- _What you have to do_
Using the data beneath, show every line that includes the word "нуждающихся".

┌──

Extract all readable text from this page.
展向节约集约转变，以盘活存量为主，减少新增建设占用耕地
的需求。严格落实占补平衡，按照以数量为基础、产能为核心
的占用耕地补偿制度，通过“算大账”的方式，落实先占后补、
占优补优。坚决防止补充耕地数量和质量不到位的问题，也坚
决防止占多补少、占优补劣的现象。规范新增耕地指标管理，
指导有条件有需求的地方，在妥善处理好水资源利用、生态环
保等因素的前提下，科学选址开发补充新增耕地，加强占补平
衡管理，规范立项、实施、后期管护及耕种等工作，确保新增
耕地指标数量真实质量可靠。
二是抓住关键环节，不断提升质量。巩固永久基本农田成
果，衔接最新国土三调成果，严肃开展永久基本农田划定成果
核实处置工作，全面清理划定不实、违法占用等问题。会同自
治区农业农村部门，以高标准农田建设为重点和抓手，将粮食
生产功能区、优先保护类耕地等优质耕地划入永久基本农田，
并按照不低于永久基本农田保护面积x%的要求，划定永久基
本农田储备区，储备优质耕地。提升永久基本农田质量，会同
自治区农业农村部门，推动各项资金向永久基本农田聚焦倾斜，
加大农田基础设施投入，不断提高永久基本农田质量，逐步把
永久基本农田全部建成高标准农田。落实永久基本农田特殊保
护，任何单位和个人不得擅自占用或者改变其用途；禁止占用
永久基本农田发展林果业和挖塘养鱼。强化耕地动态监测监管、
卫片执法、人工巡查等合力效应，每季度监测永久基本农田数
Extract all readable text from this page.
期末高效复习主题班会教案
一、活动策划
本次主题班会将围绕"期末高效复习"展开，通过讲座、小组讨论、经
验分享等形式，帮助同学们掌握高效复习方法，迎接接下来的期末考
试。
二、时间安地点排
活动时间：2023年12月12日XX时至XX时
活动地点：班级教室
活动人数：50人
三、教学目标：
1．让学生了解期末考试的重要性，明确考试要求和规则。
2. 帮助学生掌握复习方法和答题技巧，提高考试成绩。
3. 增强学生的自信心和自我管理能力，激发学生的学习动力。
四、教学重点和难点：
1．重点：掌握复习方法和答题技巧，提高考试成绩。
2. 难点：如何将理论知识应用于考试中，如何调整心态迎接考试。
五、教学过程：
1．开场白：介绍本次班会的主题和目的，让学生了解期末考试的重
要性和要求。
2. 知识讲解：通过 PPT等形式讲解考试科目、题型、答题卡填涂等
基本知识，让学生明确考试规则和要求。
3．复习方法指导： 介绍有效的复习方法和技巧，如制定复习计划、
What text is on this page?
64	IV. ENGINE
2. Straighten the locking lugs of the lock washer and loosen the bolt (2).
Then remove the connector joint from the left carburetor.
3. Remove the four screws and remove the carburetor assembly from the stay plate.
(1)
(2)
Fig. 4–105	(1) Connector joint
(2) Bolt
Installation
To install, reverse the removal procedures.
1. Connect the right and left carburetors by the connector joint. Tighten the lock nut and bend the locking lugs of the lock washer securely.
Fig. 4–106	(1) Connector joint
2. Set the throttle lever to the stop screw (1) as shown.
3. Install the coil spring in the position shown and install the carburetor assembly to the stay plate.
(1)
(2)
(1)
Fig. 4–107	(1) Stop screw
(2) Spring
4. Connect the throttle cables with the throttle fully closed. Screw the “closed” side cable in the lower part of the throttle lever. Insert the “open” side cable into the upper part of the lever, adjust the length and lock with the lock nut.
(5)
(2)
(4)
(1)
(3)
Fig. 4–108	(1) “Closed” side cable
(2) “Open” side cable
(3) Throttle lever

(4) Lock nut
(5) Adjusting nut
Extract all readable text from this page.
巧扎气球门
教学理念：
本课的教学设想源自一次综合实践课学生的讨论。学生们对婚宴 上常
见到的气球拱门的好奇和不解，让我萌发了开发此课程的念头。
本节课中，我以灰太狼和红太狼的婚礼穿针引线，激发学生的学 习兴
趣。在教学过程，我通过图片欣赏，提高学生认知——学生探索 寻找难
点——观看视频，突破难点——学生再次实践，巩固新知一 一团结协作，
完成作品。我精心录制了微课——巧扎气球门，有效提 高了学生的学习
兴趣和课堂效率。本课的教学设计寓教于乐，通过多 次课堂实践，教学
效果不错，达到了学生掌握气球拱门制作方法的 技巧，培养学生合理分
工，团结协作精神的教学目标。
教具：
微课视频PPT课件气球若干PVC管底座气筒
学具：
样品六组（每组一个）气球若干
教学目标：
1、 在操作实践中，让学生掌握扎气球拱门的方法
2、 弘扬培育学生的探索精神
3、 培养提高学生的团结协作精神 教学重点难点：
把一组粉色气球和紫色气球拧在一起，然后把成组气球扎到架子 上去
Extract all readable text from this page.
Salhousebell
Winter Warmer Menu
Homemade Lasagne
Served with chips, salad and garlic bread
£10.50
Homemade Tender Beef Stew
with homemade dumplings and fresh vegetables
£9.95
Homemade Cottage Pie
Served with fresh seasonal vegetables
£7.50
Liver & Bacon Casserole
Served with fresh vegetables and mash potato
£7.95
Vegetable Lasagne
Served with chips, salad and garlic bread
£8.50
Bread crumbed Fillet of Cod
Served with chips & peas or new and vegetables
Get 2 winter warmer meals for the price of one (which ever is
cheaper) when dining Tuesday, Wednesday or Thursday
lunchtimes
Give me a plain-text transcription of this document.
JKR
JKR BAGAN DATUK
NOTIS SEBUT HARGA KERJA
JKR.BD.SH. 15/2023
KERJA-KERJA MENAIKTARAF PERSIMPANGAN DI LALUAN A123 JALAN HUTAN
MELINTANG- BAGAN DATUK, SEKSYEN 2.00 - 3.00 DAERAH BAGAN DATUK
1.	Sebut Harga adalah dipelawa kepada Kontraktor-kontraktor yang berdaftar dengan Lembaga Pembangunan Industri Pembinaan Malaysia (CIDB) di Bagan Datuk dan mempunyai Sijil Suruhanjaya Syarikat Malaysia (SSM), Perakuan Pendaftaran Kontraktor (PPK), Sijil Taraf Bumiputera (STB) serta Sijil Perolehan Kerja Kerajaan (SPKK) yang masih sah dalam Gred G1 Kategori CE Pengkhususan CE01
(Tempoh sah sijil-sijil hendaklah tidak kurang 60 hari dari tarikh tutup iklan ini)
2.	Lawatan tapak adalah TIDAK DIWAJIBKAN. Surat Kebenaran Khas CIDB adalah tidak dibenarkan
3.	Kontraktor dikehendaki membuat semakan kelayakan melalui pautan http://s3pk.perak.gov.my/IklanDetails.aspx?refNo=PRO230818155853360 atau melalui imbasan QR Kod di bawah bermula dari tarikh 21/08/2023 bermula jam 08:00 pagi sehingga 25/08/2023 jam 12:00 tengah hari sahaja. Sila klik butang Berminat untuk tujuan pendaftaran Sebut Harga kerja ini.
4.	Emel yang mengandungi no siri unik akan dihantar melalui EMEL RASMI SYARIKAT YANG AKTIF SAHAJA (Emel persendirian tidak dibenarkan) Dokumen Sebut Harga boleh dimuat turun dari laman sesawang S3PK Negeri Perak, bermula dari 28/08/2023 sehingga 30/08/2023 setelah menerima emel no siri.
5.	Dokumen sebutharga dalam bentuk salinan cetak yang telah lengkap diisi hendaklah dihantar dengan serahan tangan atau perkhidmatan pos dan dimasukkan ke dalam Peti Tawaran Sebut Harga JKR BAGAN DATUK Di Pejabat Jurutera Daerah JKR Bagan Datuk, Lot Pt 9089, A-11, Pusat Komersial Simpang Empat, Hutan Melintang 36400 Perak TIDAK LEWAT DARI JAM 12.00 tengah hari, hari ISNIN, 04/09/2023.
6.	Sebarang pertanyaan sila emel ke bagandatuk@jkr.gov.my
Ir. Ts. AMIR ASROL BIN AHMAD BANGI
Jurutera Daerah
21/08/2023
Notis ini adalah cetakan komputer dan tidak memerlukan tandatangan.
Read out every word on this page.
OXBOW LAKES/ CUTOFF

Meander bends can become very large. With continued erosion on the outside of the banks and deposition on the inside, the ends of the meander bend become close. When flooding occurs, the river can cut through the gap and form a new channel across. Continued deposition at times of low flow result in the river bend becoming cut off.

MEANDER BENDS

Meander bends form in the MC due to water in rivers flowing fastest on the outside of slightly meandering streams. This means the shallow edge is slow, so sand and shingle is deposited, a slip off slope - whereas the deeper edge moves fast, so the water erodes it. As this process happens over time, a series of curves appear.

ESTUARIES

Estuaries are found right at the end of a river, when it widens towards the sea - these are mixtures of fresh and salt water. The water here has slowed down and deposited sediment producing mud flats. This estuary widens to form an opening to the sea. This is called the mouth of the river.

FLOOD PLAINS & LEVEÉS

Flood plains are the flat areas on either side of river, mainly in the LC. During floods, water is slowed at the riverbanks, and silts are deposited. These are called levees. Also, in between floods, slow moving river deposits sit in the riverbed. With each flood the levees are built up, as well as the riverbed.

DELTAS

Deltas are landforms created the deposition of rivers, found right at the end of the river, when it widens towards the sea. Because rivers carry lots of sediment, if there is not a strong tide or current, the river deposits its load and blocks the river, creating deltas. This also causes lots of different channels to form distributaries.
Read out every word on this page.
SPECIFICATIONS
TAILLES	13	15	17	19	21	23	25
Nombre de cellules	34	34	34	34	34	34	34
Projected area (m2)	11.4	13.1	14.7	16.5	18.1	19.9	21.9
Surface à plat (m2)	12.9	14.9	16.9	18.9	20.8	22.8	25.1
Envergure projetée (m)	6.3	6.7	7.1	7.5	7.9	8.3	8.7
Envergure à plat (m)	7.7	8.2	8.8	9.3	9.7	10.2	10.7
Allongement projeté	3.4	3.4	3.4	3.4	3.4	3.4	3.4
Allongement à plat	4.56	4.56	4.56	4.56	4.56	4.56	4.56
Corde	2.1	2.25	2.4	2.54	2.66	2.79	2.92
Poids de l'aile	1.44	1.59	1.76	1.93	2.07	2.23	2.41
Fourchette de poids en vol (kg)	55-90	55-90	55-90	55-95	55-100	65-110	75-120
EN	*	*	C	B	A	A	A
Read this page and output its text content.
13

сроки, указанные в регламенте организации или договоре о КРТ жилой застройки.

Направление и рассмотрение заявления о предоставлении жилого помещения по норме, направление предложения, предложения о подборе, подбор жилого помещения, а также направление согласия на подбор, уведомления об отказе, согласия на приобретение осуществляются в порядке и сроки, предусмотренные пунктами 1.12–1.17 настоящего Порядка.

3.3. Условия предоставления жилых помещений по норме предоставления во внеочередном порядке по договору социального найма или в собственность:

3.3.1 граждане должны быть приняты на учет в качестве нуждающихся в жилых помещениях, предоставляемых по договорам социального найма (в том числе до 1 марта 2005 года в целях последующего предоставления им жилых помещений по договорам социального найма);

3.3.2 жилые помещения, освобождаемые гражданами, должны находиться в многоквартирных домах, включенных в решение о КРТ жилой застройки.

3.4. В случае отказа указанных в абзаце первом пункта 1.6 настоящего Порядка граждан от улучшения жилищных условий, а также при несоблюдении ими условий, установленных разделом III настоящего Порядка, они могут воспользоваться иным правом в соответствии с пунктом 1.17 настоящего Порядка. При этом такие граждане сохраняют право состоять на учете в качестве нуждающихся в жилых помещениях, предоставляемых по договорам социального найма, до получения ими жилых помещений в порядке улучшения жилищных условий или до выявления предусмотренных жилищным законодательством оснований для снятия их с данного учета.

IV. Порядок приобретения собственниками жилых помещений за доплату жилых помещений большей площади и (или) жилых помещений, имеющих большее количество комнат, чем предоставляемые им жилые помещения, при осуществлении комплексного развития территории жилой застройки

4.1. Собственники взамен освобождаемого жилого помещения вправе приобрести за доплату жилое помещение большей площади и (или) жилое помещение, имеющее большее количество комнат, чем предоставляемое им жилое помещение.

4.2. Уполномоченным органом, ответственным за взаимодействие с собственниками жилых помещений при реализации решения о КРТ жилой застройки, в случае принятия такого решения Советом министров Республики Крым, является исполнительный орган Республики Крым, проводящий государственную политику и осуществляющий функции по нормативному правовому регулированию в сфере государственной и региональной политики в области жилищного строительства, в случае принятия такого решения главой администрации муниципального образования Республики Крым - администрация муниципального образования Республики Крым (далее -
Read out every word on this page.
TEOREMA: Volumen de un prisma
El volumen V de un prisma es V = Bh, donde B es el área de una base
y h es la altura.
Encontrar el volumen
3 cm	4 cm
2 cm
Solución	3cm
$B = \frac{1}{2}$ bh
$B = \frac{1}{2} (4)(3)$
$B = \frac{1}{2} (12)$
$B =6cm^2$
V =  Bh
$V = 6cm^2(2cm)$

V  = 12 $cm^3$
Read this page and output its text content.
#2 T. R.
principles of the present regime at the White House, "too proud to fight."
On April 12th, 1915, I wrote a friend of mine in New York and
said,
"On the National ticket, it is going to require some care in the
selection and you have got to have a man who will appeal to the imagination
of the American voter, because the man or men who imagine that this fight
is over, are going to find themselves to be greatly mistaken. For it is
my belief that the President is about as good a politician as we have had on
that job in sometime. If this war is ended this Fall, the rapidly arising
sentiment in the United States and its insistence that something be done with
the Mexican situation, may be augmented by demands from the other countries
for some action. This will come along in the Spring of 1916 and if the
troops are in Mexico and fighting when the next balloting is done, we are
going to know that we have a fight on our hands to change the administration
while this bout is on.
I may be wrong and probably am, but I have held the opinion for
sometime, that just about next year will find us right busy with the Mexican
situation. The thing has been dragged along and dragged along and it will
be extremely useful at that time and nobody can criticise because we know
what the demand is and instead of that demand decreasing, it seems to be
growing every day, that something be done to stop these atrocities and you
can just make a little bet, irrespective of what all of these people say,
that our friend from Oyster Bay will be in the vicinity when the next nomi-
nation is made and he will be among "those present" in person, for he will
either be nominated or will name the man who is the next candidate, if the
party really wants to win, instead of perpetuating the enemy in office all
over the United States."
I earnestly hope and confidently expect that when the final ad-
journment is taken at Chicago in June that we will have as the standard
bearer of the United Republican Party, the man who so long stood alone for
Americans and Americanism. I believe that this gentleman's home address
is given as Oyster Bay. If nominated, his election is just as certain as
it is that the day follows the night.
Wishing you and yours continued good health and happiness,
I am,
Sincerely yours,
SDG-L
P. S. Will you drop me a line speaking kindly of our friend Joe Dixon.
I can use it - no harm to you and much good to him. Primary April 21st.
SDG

└──

- _Answer to this problem_
3.3.1 граждане должны быть приняты на учет в качестве нуждающихся в жилых помещениях, предоставляемых по договорам социального найма (в том числе до 1 марта 2005 года в целях последующего предоставления им жилых помещений по договорам социального найма);
3.4. В случае отказа указанных в абзаце первом пункта 1.6 настоящего Порядка граждан от улучшения жилищных условий, а также при несоблюдении ими условий, установленных разделом III настоящего Порядка, они могут воспользоваться иным правом в соответствии с пунктом 1.17 настоящего Порядка. При этом такие граждане сохраняют право состоять на учете в качестве нуждающихся в жилых помещениях, предоставляемых по договорам социального найма, до получения ими жилых помещений в порядке улучшения жилищных условий или до выявления предусмотренных жилищным законодательством оснований для снятия их с данного учета.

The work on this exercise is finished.